- EXTRACT
- Born: 21 January 1922 Ripon, Yorskire
- Died: 22 July 2007 (aged 85) Oxford
- Education: Kingswood School University of Oxford (BSc, PhD)
- Spouse: Margaret Bishop
- Children: 2
- Awards: Knighted 1987
- Scientific career
- Workplaces: University of Oxford University of Liverpool University of St. Andrews King's College, Newcastle University of Newcastle University of Glasgow University of Oxford

= John Harrison Burnett =

British botanist and mycologist

Sir John Harrison Burnett (21 January 1922 – 22 July 2007) was a British botanist and mycologist, who served as the principal and vice chancellor of Edinburgh University from 1979 to 1987.

==Early life and education==
Burnett was born in Ripon, Yorkshire, the son of Rev. T. Harrison Burnett of Paisley Abbey. He was educated at Kingswood School in Bath before going up to Merton College, Oxford to read botany in 1940.

His studies were interrupted by the Second World War and from 1942 he served as a lieutenant in the Royal Navy Volunteer Reserve (RNVR). He served protecting the Atlantic convoys and in the Mediterranean during the Siege of Malta. He was Mentioned in Dispatches. He later served as a Royal Marine commando. In Yugoslavia, he spent time with Marshall Tito in a cave.

He resumed his studies in 1946 and graduated with a first class BSc in botany in 1947. He was awarded the Christopher Welch Research Scholarship and began doctoral research on fungi. He also began teaching at Lincoln College, became a Fellow by Examination at Magdalen College and was appointed to a university lectureship at the botany department. His doctorate (PhD) was finally awarded in 1953.

- WHAT TO DO
a: Reproduce the Burnett biography word for word, covering everything from "His studies were" down to "Tito in a cave.".
b: Answer these questions using the Burnett biography.
(i) In what year did Burnett go up to Merton College, Oxford, to study botany?
(ii) What rank did he hold in the Royal Navy Volunteer Reserve from 1942?
(iii) In what year was his doctorate finally awarded?

- EXTRACTED INFORMATION
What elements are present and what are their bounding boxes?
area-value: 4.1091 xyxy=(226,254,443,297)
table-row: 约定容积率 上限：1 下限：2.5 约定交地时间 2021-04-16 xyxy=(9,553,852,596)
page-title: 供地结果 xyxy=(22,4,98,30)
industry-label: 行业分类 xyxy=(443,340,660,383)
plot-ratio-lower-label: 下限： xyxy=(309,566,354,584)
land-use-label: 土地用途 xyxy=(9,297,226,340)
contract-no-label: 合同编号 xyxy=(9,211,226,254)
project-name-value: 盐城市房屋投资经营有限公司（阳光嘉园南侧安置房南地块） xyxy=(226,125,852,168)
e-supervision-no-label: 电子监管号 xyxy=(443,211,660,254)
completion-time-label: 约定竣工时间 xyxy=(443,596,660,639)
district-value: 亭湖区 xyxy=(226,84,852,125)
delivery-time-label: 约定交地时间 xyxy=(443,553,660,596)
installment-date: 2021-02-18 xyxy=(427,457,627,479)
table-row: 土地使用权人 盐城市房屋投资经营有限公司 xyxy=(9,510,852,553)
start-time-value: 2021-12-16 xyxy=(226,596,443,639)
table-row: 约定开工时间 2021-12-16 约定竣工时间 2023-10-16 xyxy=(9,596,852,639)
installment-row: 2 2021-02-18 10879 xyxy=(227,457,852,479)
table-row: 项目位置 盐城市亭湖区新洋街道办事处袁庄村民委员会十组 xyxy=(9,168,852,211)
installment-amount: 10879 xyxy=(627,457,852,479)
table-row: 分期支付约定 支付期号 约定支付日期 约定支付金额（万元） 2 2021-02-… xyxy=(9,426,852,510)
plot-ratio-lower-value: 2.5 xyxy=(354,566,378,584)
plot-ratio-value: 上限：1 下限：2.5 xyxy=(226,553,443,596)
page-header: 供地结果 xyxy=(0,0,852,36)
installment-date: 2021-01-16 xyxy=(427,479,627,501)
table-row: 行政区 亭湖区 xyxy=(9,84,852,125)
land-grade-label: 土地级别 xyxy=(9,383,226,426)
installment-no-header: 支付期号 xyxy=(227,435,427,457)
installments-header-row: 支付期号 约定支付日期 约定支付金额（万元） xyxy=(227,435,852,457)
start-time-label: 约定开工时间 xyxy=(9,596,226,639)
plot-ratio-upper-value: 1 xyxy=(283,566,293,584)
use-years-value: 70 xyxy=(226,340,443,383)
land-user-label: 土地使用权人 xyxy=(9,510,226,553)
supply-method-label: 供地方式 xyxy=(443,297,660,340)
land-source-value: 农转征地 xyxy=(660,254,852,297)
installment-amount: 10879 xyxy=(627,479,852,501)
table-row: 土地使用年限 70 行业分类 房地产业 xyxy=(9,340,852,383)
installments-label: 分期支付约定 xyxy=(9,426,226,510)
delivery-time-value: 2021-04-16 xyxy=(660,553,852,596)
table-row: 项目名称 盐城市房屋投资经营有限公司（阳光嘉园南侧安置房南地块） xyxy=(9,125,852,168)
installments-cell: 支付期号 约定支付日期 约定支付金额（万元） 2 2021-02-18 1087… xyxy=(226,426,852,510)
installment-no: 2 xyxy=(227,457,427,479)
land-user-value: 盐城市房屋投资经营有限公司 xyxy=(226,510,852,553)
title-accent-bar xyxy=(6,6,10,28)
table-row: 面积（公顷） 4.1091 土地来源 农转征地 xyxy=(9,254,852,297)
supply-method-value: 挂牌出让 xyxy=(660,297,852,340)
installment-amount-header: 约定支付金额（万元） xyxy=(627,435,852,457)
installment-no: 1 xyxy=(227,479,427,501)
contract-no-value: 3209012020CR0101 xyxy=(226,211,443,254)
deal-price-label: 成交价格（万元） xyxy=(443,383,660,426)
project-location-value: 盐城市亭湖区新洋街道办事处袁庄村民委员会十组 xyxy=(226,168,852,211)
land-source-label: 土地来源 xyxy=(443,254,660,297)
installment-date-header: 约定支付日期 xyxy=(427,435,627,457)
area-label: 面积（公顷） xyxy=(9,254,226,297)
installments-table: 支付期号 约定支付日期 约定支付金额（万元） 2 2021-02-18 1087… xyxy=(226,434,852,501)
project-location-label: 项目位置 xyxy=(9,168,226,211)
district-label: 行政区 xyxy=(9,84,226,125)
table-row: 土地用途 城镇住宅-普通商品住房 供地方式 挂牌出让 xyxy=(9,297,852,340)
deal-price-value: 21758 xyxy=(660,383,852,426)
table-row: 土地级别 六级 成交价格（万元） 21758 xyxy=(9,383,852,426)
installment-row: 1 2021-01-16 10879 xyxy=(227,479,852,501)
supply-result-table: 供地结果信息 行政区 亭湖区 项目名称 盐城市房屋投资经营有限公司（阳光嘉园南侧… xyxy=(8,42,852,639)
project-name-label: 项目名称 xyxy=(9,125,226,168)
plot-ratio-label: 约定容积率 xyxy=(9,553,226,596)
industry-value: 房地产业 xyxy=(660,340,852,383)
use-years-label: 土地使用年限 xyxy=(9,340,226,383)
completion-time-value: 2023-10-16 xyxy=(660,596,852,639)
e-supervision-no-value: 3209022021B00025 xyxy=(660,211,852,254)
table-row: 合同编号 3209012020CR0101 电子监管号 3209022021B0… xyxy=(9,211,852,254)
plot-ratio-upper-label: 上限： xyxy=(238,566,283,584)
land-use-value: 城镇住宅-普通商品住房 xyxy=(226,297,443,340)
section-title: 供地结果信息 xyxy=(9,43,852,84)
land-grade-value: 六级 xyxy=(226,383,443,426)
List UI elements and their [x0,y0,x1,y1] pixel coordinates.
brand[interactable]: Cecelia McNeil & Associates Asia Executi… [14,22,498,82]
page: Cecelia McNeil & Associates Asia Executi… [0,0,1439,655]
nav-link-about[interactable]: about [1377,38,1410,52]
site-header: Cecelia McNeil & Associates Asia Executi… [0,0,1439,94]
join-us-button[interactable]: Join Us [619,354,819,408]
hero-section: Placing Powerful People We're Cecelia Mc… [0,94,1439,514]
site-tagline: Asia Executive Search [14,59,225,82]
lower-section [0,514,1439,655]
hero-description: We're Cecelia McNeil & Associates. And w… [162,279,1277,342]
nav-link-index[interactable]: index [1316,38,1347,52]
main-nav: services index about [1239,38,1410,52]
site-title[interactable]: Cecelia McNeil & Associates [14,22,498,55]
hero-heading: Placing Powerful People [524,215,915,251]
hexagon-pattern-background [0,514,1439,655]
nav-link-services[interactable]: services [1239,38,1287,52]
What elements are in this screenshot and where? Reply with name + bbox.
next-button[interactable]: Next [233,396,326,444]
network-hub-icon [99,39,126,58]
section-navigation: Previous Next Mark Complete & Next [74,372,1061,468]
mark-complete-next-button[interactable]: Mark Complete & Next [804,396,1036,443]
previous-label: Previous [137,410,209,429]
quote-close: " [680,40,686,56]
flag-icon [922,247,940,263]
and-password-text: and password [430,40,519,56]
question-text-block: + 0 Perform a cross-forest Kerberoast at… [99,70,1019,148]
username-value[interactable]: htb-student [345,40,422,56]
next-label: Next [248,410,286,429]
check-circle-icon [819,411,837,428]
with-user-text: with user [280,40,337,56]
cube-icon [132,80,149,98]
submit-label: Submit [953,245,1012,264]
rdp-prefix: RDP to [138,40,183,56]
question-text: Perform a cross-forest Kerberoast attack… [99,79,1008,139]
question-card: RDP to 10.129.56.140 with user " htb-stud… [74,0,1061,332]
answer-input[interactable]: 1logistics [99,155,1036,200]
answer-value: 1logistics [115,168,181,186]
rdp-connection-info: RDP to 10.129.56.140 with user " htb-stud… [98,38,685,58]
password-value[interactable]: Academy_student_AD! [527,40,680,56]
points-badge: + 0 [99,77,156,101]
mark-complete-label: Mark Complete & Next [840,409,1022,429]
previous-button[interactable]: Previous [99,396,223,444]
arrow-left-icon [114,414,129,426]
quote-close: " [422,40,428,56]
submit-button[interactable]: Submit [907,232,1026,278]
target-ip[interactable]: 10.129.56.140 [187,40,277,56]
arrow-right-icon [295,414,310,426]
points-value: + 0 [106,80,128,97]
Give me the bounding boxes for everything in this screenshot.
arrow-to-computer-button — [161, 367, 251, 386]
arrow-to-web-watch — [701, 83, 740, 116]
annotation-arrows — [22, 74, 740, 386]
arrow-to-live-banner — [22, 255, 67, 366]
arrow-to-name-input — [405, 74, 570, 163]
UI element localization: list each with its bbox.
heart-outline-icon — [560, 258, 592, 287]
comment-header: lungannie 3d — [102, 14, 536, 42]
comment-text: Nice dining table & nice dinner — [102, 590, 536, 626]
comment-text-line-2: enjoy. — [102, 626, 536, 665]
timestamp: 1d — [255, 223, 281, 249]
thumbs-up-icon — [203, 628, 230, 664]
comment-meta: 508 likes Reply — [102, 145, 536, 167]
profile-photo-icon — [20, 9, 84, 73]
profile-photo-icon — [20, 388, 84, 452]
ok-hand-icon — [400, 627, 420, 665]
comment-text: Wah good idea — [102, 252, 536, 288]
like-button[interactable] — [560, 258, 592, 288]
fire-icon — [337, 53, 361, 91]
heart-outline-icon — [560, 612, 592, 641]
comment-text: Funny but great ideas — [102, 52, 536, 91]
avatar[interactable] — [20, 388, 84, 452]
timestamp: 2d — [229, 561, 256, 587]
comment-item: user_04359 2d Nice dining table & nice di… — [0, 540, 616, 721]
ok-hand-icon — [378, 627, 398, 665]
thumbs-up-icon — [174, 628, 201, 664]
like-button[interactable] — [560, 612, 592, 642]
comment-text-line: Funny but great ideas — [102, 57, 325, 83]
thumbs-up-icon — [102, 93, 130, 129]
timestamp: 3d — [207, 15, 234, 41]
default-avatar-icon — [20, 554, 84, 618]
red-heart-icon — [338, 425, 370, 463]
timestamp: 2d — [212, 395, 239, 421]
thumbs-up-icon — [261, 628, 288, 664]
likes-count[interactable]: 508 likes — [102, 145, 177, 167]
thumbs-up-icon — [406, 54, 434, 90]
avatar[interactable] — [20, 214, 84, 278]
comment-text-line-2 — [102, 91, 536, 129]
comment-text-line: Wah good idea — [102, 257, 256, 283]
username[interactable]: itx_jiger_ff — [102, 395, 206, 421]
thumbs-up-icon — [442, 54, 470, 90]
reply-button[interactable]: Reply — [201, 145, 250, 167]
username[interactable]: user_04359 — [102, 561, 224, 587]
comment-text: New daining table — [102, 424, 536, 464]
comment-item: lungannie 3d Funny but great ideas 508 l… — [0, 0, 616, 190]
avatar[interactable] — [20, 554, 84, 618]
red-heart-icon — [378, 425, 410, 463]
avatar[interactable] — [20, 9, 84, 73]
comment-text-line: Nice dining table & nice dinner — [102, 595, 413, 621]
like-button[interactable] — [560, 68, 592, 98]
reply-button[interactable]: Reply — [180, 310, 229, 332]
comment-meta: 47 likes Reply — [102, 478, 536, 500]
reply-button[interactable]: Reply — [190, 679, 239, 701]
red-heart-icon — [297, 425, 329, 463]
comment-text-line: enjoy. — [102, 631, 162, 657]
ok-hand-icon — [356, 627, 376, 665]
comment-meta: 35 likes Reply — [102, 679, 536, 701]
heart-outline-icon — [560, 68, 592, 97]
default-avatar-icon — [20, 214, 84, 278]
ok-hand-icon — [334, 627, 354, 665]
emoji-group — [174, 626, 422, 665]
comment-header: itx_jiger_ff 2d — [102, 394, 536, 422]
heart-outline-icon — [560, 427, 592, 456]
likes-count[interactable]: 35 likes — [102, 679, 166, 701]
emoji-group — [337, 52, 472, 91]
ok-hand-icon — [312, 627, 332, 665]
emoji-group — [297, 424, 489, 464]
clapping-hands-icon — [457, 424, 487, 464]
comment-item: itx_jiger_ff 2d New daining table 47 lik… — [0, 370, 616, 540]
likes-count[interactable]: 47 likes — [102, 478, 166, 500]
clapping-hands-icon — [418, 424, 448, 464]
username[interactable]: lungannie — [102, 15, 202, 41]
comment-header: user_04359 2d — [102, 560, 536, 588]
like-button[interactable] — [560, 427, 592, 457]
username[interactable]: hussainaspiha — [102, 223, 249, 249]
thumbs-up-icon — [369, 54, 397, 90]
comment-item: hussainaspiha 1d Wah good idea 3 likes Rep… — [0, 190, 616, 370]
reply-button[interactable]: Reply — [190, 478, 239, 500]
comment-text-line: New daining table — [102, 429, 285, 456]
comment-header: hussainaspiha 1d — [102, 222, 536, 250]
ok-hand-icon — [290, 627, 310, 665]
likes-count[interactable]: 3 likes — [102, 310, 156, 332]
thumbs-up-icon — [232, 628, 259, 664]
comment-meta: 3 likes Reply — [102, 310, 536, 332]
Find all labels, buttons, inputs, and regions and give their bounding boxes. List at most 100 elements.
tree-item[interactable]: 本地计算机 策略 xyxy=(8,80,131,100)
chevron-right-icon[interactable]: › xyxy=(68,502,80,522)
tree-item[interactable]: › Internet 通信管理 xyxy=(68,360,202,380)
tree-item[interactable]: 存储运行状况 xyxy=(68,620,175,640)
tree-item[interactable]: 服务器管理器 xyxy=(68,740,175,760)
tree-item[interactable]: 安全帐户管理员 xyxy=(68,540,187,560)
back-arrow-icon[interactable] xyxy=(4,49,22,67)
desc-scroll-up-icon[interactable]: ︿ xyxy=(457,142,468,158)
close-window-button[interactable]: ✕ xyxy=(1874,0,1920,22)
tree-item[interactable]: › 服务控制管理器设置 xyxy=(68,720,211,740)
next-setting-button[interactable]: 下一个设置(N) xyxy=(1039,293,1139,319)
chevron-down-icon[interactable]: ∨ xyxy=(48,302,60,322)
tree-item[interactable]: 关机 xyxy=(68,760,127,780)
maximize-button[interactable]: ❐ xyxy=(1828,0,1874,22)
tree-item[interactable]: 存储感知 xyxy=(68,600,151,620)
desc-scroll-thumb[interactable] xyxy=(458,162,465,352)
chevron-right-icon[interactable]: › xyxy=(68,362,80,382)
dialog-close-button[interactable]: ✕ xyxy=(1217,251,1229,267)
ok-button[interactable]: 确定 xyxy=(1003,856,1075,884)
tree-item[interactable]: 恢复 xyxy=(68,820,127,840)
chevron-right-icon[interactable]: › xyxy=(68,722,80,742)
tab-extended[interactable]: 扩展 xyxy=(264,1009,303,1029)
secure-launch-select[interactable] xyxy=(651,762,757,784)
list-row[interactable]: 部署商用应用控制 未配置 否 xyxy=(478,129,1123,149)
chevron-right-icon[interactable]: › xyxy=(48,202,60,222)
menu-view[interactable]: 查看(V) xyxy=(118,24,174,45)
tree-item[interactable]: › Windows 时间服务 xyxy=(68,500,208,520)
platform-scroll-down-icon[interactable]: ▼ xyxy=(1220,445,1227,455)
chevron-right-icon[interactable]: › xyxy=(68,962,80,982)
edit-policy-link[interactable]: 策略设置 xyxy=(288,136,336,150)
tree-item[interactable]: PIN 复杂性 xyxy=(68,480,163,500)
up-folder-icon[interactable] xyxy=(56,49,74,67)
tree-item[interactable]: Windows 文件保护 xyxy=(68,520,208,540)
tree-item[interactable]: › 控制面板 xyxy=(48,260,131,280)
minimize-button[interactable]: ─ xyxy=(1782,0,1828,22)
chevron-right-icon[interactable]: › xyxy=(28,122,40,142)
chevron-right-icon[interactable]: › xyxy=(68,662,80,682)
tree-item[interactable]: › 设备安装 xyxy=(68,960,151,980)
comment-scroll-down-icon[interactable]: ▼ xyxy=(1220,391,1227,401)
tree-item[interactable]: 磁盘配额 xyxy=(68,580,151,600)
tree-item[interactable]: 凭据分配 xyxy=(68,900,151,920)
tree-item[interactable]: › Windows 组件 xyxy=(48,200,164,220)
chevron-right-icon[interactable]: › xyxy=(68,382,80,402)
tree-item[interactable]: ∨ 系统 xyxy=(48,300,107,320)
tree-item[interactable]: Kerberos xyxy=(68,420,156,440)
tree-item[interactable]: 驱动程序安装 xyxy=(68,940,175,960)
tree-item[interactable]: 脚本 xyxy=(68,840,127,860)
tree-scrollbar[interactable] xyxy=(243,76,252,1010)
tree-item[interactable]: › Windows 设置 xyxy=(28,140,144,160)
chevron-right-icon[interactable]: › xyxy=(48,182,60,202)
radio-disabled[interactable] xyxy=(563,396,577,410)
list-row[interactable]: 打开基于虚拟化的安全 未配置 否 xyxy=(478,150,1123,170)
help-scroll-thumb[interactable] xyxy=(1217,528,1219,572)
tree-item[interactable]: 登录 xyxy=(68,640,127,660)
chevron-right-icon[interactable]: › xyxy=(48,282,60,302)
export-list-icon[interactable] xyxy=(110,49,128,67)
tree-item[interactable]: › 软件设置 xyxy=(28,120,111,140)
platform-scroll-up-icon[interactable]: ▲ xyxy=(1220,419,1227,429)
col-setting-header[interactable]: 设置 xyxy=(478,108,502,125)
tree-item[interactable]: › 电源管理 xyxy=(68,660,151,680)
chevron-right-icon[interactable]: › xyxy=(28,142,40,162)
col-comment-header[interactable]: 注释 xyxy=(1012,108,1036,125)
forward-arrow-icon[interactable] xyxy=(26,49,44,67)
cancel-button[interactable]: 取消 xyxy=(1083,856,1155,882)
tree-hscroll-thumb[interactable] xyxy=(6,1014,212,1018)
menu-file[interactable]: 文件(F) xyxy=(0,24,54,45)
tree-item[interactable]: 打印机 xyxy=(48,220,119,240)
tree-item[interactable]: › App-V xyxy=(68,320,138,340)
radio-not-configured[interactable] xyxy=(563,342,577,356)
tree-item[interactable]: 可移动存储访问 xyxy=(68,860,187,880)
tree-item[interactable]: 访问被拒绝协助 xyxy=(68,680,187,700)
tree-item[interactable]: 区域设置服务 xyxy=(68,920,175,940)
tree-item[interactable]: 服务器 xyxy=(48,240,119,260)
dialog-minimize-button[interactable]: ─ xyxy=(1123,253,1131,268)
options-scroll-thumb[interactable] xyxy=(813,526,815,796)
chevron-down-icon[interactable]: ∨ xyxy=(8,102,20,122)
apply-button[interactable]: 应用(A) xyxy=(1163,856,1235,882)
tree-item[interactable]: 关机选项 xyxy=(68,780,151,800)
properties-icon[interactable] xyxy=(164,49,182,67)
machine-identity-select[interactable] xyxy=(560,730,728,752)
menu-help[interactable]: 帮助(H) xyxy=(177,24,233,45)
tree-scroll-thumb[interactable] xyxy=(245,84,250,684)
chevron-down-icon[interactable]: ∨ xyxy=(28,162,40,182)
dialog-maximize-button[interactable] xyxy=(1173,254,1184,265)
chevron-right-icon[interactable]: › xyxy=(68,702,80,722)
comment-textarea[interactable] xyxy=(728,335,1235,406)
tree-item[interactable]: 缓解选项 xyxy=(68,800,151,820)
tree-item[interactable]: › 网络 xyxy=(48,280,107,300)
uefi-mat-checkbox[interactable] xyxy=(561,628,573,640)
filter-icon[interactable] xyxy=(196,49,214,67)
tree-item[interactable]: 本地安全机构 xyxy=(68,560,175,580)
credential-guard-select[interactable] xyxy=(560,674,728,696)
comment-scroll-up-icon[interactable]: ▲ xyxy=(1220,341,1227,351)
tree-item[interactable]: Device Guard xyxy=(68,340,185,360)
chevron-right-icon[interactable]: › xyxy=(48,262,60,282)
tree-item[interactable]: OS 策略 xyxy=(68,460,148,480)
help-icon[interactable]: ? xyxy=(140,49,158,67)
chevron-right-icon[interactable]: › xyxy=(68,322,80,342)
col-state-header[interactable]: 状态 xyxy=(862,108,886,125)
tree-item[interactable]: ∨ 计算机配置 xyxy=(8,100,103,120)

- SOLUTIONS TO THE PROBLEMS
a:
His studies were interrupted by the Second World War and from 1942 he served as a lieutenant in the Royal Navy Volunteer Reserve (RNVR). He served protecting the Atlantic convoys and in the Mediterranean during the Siege of Malta. He was Mentioned in Dispatches. He later served as a Royal Marine commando. In Yugoslavia, he spent time with Marshall Tito in a cave.

b:
(i) 1940
(ii) Lieutenant
(iii) 1953